## What is asked
In how many lines does the string "Трещина" appear? Answer with the number only.

## Excerpted records
------------------------------------------------

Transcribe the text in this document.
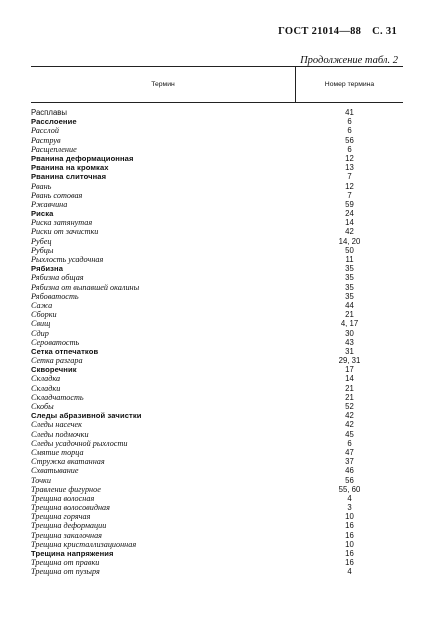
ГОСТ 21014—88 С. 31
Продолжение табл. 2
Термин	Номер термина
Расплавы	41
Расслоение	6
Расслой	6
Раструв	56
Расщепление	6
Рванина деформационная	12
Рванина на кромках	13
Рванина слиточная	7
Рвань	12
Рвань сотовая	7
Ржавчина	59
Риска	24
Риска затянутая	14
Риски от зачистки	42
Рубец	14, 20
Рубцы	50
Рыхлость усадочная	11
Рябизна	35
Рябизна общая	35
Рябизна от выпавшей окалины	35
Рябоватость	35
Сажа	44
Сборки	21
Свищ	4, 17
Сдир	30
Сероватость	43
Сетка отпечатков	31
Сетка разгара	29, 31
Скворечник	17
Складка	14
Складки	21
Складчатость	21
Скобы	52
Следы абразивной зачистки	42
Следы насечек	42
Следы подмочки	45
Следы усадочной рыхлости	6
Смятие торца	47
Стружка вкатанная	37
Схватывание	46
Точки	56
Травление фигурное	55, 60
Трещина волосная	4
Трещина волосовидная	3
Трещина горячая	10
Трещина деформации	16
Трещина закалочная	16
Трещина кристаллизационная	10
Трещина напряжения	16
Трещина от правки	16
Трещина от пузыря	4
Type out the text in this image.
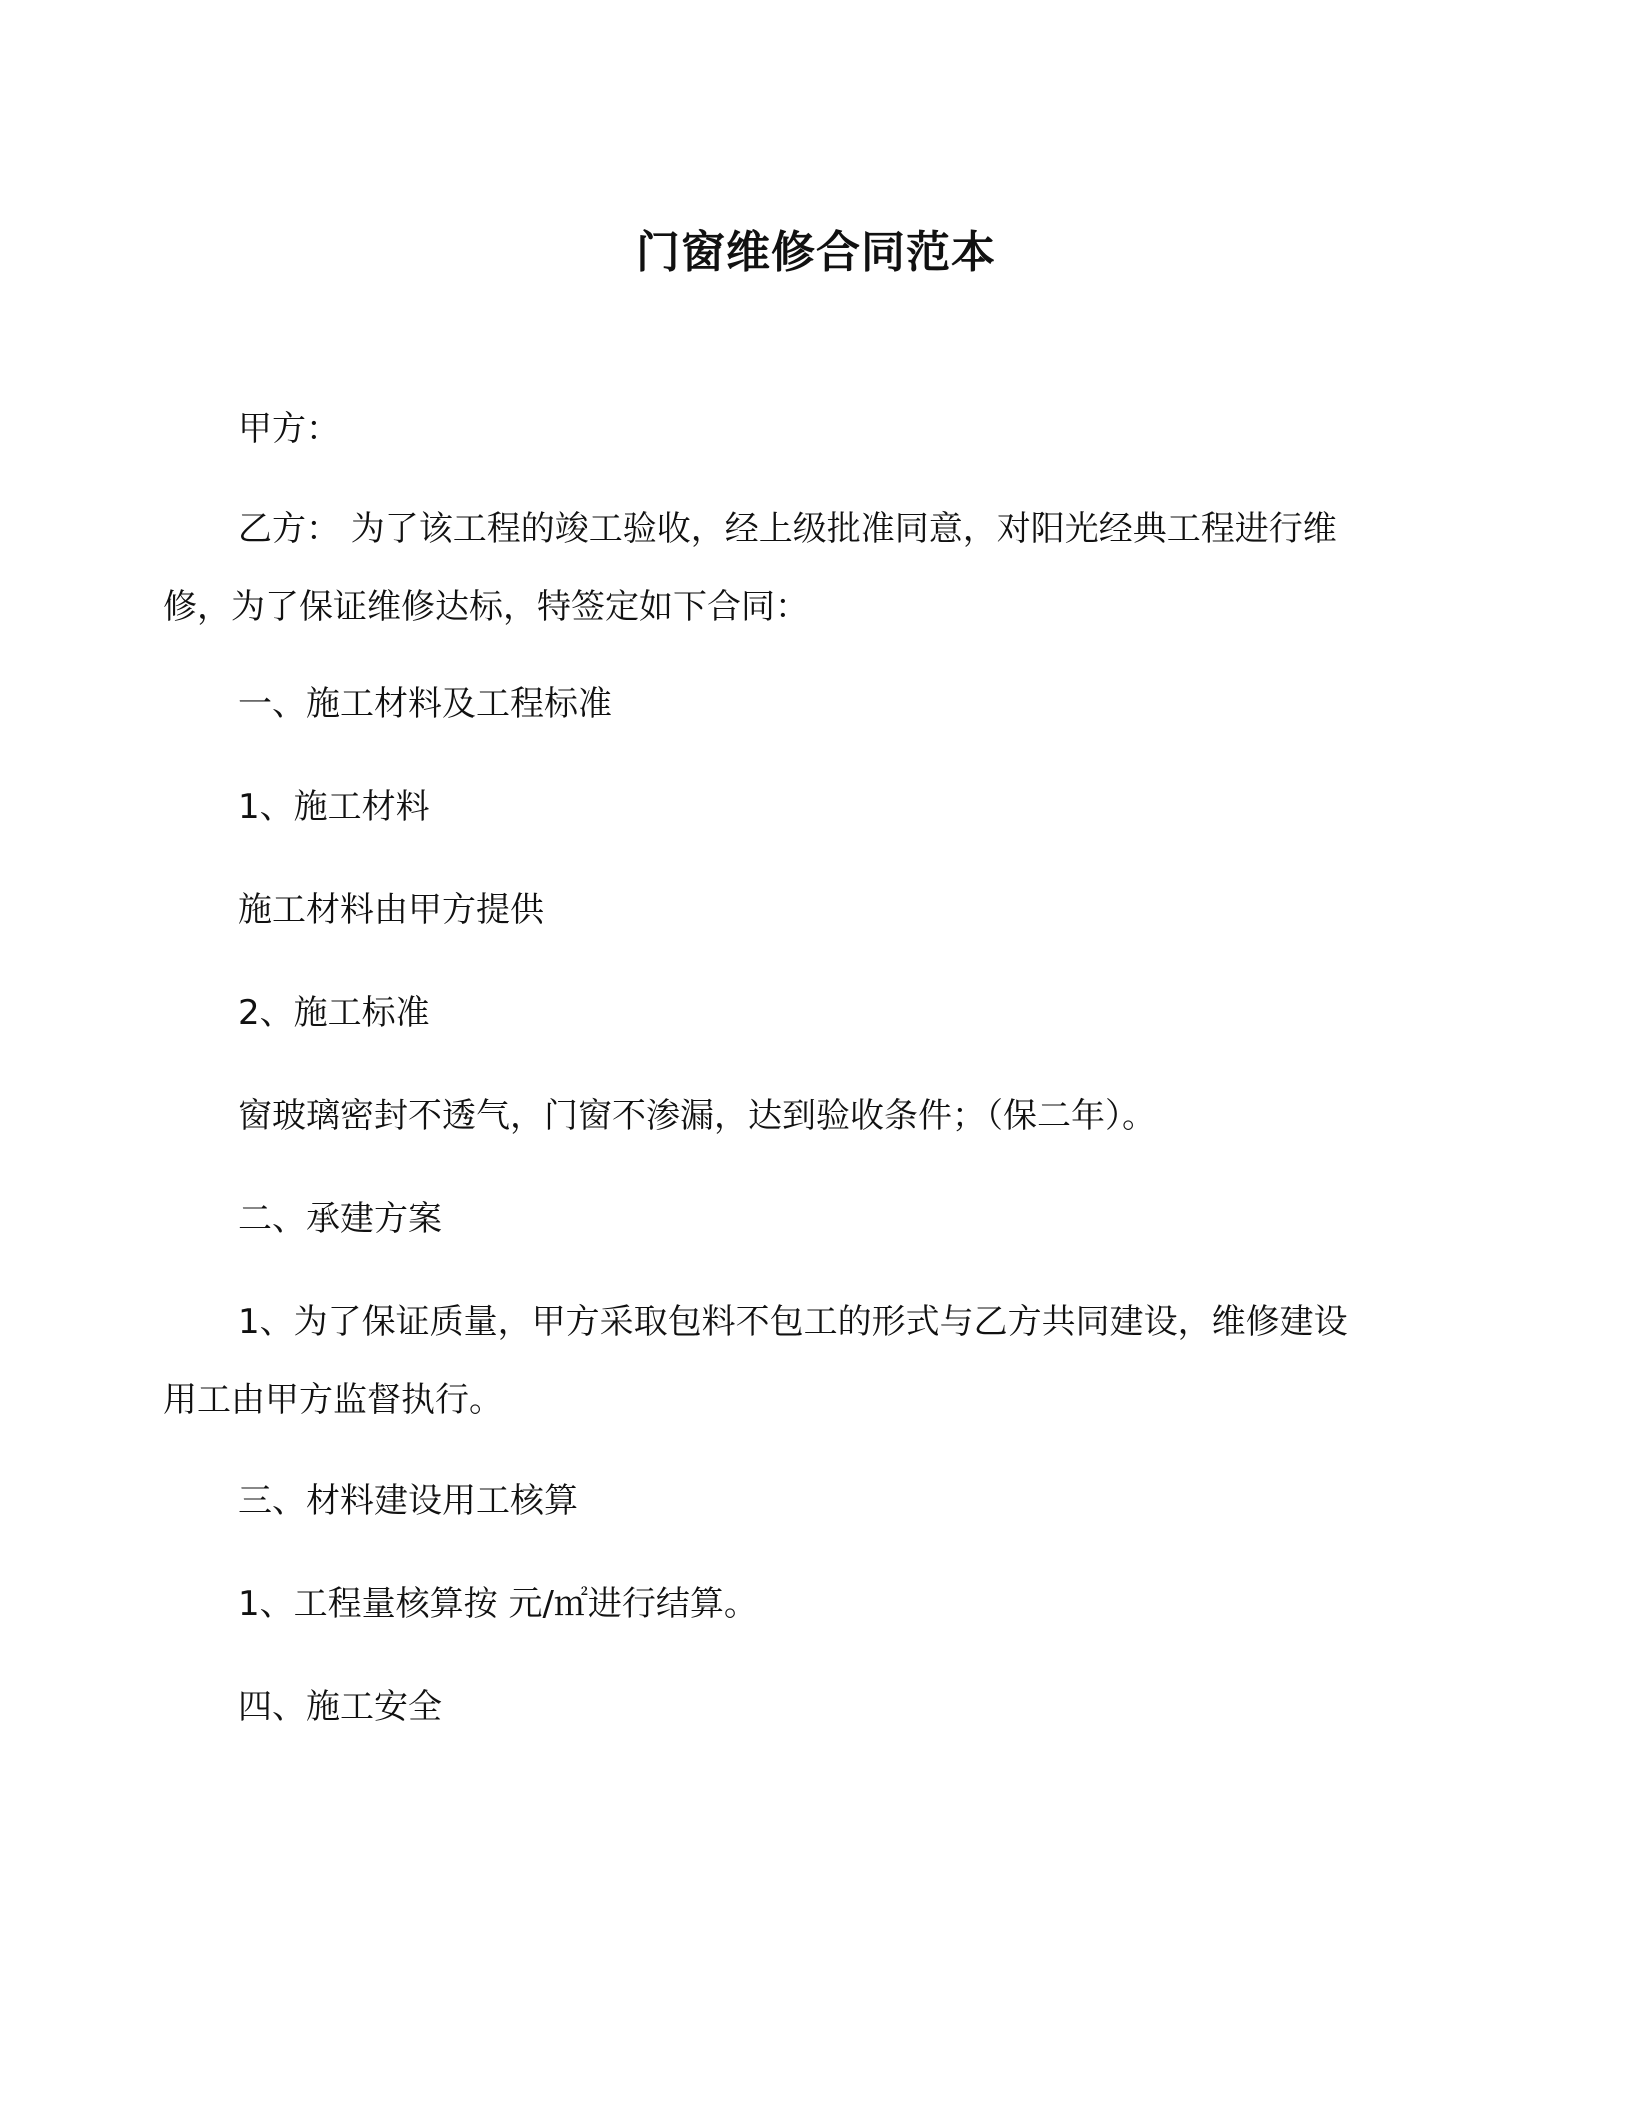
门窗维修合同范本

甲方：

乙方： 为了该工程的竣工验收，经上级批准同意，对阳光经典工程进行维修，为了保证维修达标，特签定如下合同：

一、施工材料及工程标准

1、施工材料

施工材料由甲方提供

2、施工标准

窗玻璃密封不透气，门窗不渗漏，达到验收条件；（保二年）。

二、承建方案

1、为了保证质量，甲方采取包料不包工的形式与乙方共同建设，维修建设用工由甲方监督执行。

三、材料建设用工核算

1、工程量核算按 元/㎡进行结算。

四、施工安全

------------------------------------------------

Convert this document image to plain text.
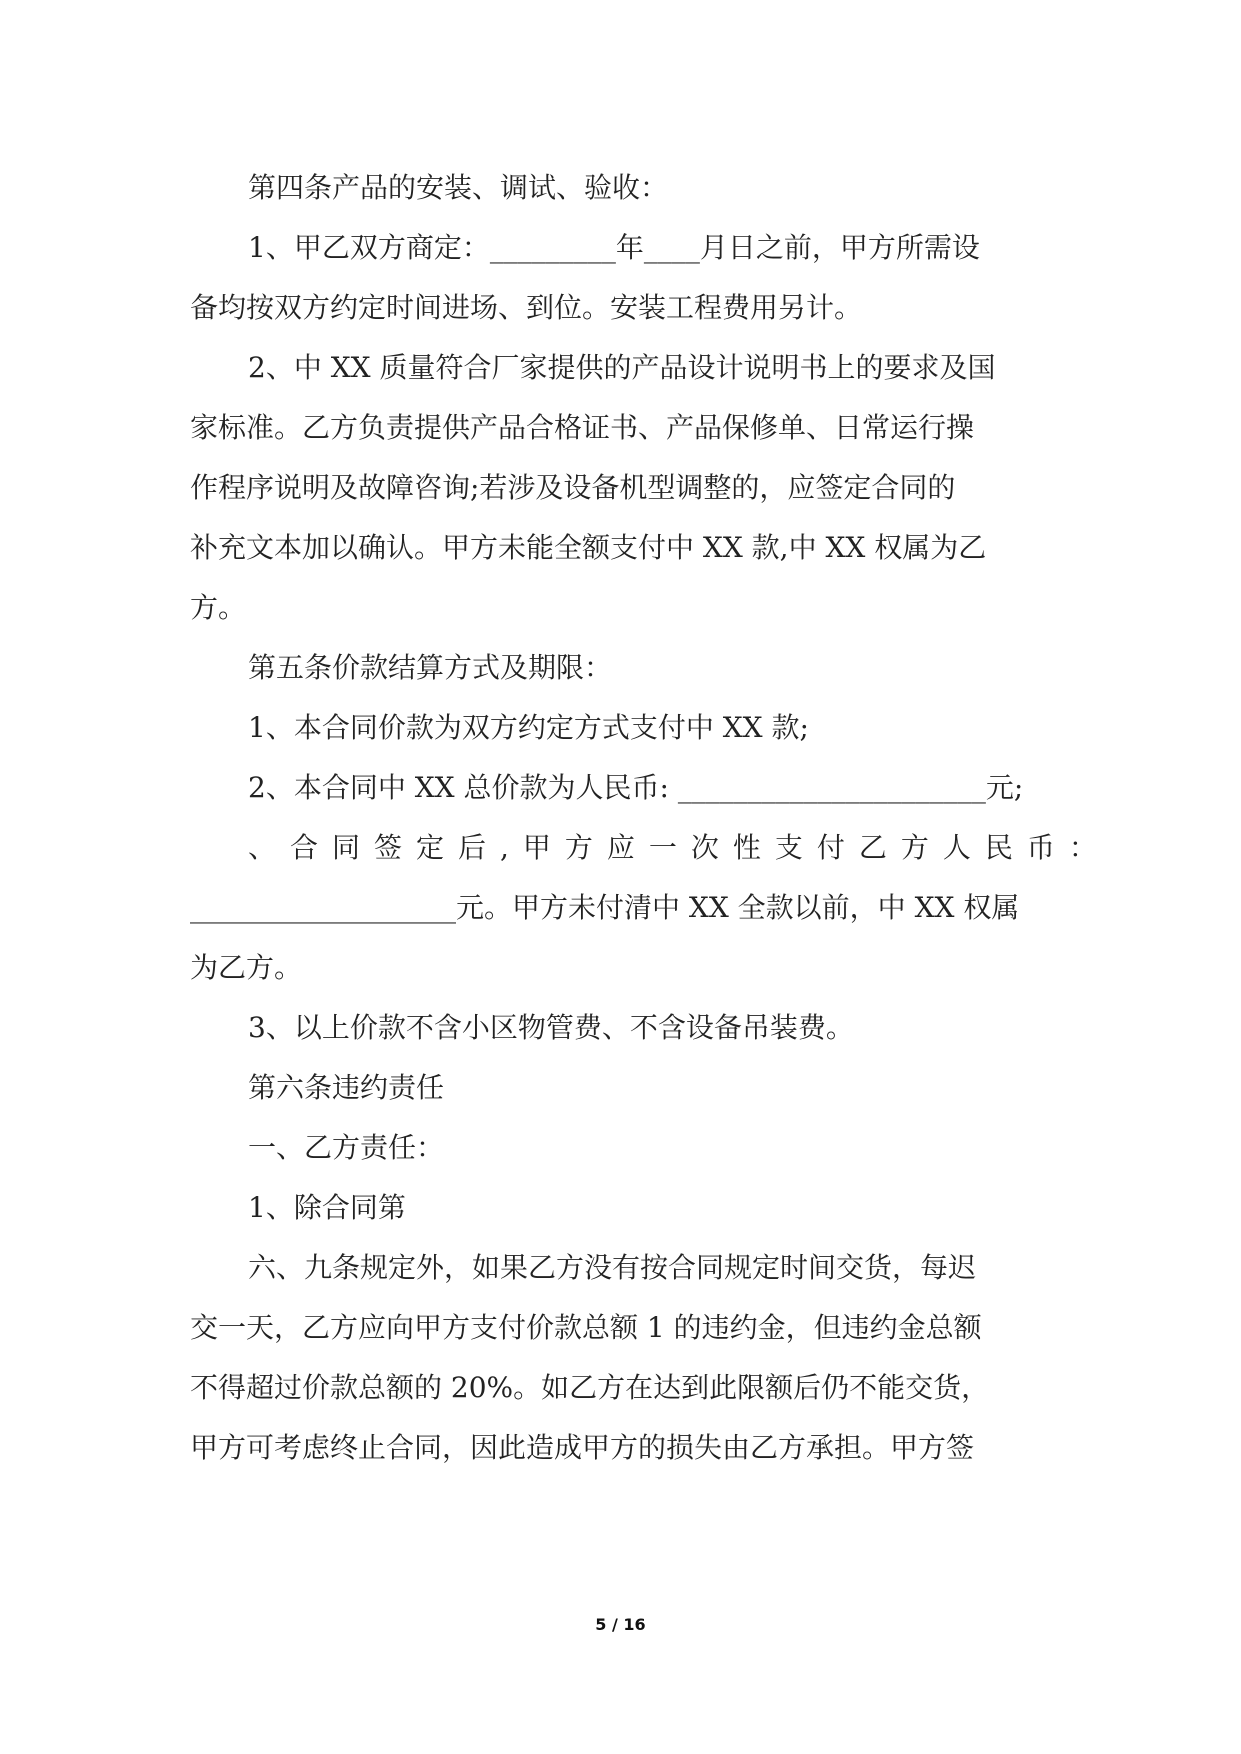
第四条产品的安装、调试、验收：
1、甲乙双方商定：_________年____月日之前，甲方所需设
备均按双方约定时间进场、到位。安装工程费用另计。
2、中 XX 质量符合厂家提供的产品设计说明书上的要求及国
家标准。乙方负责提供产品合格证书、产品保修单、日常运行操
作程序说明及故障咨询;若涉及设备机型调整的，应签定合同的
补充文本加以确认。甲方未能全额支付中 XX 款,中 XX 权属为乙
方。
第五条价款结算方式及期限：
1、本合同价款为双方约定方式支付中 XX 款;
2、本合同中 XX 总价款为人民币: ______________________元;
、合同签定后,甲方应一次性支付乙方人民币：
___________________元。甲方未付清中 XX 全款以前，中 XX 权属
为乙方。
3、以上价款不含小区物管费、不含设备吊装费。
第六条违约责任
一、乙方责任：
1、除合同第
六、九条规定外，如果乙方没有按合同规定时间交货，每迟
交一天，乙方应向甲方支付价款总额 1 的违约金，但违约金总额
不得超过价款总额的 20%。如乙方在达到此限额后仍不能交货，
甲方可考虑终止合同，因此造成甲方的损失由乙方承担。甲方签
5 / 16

------------------------------------------------

## Written response
9